[Input material — start]

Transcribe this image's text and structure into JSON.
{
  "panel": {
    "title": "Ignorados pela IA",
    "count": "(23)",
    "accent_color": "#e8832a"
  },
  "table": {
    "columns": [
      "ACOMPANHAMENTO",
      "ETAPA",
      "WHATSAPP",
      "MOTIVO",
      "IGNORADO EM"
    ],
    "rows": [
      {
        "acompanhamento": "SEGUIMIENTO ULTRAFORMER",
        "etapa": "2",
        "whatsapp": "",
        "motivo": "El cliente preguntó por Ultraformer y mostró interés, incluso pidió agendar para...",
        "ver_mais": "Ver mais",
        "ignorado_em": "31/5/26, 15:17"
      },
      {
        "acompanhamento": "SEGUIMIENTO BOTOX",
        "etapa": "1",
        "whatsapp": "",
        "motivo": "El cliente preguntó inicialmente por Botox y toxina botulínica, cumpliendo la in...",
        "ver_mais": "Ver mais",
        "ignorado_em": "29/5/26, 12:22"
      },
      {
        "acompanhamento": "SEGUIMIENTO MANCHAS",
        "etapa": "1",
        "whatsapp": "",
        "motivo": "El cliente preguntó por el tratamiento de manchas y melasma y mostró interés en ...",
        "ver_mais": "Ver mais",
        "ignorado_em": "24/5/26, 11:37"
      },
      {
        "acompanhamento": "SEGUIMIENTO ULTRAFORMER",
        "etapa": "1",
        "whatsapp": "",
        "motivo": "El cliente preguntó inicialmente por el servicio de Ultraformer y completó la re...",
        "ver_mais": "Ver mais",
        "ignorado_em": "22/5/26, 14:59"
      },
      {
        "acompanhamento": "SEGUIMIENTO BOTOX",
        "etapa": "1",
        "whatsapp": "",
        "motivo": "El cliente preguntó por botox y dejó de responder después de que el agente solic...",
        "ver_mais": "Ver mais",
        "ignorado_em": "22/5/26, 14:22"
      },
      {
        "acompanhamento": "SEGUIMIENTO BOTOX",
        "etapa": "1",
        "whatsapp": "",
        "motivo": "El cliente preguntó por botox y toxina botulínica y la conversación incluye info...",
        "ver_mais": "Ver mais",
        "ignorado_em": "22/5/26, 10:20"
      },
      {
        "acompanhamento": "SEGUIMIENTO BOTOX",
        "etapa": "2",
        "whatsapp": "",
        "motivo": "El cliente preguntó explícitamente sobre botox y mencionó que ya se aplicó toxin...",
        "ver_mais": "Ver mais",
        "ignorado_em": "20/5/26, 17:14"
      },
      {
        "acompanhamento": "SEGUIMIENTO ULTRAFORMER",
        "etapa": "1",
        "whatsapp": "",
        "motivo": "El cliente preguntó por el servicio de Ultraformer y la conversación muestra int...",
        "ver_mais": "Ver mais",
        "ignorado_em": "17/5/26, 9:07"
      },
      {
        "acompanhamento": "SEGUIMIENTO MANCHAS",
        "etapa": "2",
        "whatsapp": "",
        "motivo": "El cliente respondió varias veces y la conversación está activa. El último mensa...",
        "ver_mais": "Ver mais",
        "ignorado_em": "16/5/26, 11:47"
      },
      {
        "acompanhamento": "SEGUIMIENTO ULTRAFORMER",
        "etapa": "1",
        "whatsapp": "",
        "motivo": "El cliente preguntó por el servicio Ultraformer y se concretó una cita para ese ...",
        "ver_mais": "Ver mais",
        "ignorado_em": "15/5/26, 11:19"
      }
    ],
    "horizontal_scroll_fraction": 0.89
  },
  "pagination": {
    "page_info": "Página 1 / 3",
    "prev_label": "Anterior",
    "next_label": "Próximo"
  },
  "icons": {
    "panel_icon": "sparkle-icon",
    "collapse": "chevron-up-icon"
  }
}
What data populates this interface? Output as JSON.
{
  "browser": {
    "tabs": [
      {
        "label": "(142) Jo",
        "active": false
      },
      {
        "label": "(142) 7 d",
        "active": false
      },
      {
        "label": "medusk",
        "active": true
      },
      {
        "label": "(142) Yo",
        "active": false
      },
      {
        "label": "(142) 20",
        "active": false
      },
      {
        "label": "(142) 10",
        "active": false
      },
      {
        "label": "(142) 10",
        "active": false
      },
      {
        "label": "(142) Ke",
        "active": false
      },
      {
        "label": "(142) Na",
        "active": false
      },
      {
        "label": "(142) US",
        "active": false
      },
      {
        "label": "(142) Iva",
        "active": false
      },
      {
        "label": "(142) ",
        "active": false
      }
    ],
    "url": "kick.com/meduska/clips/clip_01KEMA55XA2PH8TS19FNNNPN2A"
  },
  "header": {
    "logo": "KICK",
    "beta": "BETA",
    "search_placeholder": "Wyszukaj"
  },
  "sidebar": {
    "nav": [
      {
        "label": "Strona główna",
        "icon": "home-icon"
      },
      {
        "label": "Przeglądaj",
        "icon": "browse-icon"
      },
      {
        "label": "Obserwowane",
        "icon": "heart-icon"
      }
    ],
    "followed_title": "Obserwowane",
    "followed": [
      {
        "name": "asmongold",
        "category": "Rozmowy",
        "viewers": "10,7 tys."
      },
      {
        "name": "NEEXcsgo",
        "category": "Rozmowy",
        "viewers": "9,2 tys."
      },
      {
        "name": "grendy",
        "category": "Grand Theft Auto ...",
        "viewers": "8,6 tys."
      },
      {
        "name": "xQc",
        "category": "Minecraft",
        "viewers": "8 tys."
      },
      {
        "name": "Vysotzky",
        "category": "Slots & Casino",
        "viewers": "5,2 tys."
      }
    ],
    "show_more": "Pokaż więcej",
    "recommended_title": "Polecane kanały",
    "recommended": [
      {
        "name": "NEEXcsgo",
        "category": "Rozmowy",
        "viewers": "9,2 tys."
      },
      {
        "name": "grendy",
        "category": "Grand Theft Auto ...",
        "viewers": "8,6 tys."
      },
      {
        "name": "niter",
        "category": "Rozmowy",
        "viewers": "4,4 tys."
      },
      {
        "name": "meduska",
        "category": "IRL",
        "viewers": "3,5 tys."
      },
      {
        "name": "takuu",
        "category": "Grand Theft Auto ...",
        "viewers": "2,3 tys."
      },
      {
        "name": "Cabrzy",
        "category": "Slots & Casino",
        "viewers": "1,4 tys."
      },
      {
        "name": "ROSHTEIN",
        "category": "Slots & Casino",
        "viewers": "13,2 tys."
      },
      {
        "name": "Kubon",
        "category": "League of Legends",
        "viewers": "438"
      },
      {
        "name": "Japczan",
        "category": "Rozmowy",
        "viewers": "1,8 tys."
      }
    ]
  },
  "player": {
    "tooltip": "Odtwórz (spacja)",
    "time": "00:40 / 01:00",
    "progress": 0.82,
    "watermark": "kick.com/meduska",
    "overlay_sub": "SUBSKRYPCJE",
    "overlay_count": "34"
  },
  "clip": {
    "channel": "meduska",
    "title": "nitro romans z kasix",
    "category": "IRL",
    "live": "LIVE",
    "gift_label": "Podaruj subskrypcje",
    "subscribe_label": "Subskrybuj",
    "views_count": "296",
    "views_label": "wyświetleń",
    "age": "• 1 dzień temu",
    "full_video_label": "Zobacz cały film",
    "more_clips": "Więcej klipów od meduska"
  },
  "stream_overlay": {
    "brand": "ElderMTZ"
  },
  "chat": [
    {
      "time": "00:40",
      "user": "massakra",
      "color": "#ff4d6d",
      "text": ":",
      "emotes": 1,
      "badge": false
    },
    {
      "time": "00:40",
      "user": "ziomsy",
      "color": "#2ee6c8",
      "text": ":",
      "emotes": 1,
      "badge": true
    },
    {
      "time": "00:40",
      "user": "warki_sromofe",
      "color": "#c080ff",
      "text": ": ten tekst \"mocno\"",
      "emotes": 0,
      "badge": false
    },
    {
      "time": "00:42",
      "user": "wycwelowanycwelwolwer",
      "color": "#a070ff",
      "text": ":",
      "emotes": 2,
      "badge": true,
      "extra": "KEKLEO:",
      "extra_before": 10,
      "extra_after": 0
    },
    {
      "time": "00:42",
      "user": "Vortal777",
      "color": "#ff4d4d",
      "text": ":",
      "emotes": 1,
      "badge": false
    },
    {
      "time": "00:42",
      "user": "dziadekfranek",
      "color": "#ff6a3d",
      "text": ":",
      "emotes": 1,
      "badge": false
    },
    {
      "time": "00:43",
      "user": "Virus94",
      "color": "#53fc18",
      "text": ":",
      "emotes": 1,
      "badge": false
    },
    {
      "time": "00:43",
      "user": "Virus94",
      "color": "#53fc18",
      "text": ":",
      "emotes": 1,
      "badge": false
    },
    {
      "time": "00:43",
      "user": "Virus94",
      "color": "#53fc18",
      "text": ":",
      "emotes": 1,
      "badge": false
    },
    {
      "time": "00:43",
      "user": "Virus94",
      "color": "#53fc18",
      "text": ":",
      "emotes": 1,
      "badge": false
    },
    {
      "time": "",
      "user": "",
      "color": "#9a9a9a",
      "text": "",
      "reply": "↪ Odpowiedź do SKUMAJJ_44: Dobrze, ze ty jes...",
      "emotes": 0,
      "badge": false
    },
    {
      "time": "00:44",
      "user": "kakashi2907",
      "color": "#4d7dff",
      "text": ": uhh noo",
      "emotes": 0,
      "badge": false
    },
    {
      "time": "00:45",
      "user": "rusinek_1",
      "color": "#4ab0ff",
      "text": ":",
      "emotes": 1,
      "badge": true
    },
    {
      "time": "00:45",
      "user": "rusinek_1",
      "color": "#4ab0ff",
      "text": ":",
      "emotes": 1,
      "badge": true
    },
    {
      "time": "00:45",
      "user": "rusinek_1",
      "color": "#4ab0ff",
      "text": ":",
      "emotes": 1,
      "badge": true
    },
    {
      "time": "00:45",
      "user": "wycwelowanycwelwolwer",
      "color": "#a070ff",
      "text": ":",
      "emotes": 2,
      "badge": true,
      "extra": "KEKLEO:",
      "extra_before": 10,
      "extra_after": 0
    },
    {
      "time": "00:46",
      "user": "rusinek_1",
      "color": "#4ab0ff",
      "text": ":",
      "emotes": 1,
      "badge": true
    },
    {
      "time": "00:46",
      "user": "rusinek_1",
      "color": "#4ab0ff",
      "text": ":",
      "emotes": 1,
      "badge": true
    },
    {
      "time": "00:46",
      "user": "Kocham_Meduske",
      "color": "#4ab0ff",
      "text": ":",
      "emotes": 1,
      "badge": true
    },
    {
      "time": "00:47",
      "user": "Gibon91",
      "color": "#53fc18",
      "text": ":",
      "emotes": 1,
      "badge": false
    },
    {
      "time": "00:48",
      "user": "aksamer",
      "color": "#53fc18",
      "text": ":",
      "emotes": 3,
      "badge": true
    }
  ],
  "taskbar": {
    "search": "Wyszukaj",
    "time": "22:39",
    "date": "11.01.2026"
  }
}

[Input material — finish]

_What to produce:_ Please state how many lines of the material contain the word "servicio", giving the number alone.

_Exercise solution:_ 3